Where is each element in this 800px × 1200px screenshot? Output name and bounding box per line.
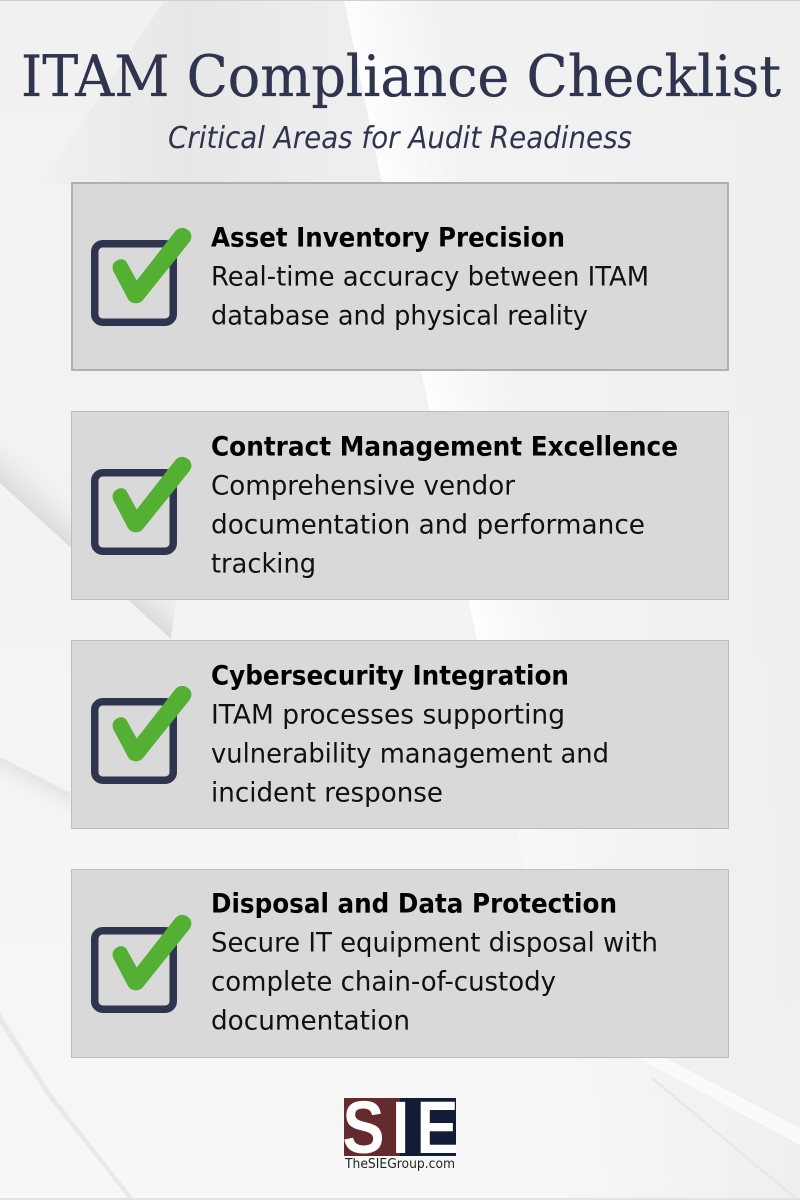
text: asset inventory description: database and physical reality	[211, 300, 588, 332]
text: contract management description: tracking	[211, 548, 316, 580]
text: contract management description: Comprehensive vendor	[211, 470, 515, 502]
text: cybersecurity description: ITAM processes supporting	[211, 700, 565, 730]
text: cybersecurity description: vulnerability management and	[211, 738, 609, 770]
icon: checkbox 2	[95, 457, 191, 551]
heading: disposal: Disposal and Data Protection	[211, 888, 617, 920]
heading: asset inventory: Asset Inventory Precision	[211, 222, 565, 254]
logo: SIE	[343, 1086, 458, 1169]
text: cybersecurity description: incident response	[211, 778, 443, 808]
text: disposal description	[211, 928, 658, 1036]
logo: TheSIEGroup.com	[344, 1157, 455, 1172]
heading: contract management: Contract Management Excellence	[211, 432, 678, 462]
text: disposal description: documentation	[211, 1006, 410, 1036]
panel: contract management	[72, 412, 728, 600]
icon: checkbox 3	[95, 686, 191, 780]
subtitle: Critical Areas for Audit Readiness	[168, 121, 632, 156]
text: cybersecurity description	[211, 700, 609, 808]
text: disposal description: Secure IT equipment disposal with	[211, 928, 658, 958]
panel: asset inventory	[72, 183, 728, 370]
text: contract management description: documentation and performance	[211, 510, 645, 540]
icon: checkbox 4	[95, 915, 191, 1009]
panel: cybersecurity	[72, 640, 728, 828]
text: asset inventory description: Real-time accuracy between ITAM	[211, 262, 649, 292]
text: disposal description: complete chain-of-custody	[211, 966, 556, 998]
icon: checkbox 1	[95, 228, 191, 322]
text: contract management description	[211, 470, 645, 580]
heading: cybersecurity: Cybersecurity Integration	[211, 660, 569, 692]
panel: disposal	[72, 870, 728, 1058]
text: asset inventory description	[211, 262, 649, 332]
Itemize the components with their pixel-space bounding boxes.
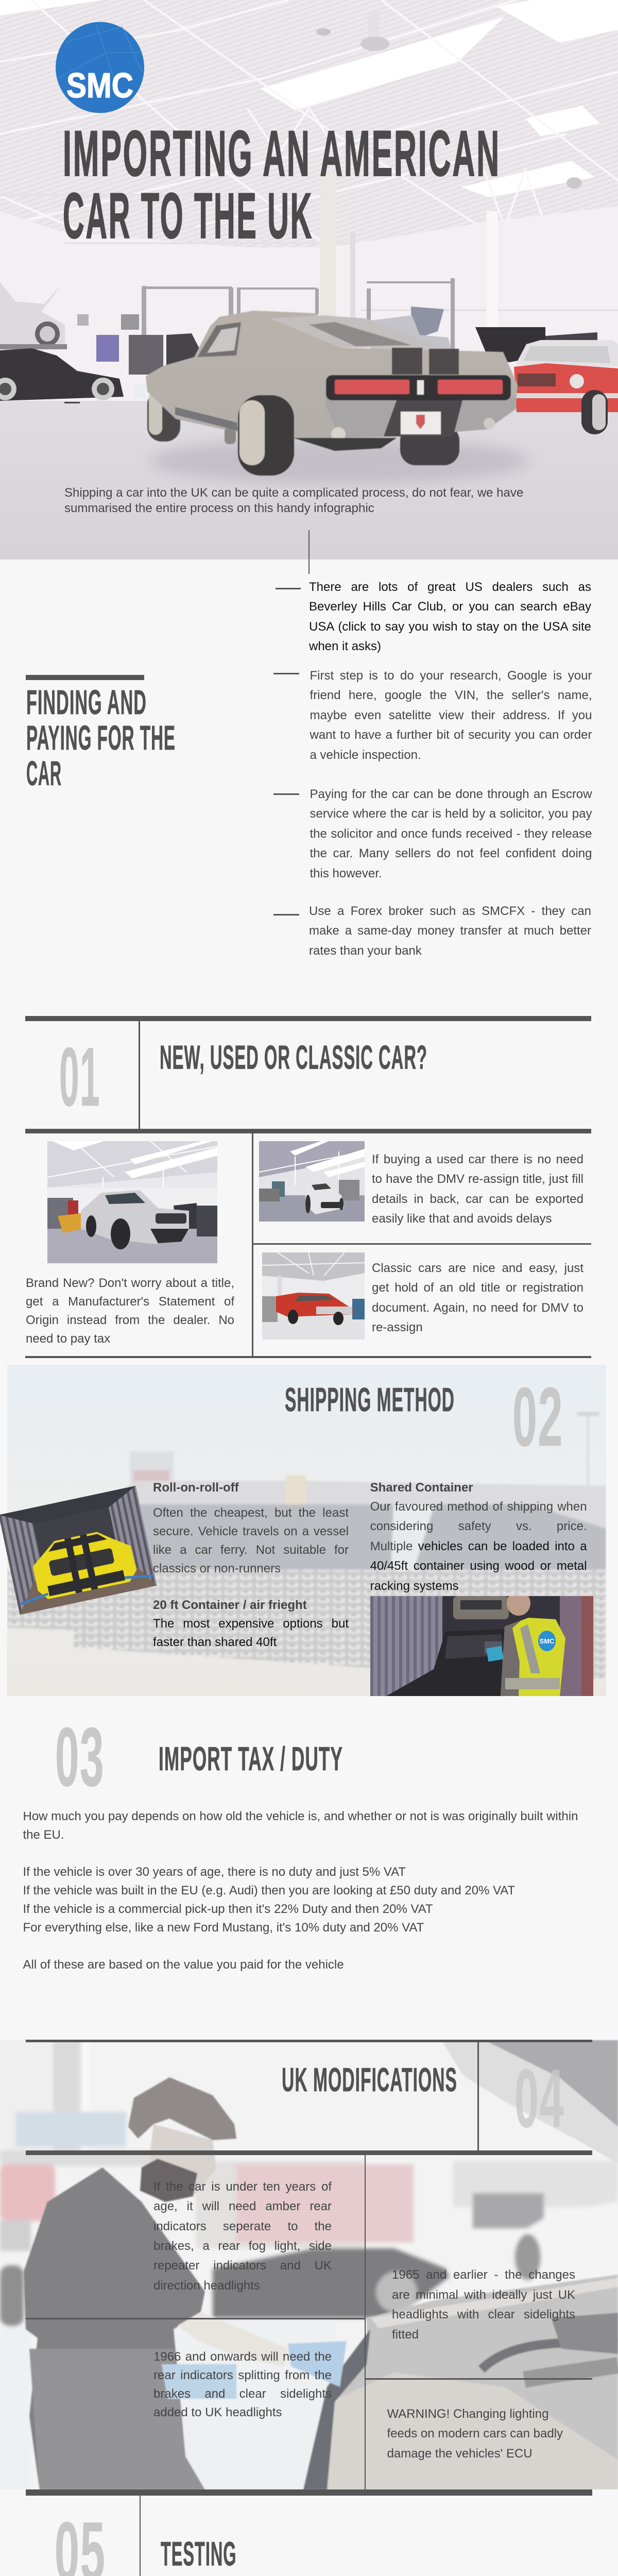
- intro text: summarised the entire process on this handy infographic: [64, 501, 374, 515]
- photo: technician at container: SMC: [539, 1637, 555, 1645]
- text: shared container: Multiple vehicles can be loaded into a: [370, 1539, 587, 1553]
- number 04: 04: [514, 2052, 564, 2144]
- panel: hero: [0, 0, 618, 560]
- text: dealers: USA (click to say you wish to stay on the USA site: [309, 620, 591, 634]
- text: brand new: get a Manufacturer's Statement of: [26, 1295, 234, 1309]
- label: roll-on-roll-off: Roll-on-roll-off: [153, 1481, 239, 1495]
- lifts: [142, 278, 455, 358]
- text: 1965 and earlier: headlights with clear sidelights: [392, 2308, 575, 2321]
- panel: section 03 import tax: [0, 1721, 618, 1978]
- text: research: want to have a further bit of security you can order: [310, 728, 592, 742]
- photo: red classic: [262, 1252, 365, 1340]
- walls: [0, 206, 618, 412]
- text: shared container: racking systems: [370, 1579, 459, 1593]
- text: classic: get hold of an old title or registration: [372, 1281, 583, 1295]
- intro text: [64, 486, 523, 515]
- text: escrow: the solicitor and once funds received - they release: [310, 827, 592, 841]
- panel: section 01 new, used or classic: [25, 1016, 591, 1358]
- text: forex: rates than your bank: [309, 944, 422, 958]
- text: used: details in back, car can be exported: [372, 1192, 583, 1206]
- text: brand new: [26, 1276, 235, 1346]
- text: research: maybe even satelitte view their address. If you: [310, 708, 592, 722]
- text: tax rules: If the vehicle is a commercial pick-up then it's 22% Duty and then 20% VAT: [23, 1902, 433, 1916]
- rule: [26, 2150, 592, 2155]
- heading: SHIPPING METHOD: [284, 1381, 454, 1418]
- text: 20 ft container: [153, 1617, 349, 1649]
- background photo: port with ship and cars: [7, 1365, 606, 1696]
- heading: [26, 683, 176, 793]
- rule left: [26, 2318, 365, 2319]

• **Job**
Express the data lines from the line containing "text: asset inventory description: database" through the line containing "text: disposal description: Secure" as a JSON list of strings, one string per line, with blank lines omitted.

• **Solution**
[
  "text: asset inventory description: database and physical reality\t[211, 300, 588, 332]",
  "text: contract management description: tracking\t[211, 548, 316, 580]",
  "text: contract management description: Comprehensive vendor\t[211, 470, 515, 502]",
  "text: cybersecurity description: ITAM processes supporting\t[211, 700, 565, 730]",
  "text: cybersecurity description: vulnerability management and\t[211, 738, 609, 770]",
  "icon: checkbox 2\t[95, 457, 191, 551]",
  "heading: disposal: Disposal and Data Protection\t[211, 888, 617, 920]",
  "heading: asset inventory: Asset Inventory Precision\t[211, 222, 565, 254]",
  "logo: SIE\t[343, 1086, 458, 1169]",
  "text: cybersecurity description: incident response\t[211, 778, 443, 808]",
  "text: disposal description\t[211, 928, 658, 1036]",
  "logo: TheSIEGroup.com\t[344, 1157, 455, 1172]",
  "heading: contract management: Contract Management Excellence\t[211, 432, 678, 462]",
  "text: disposal description: documentation\t[211, 1006, 410, 1036]",
  "panel: contract management\t[72, 412, 728, 600]",
  "icon: checkbox 3\t[95, 686, 191, 780]",
  "subtitle: Critical Areas for Audit Readiness\t[168, 121, 632, 156]",
  "text: cybersecurity description\t[211, 700, 609, 808]",
  "text: disposal description: Secure IT equipment disposal with\t[211, 928, 658, 958]"
]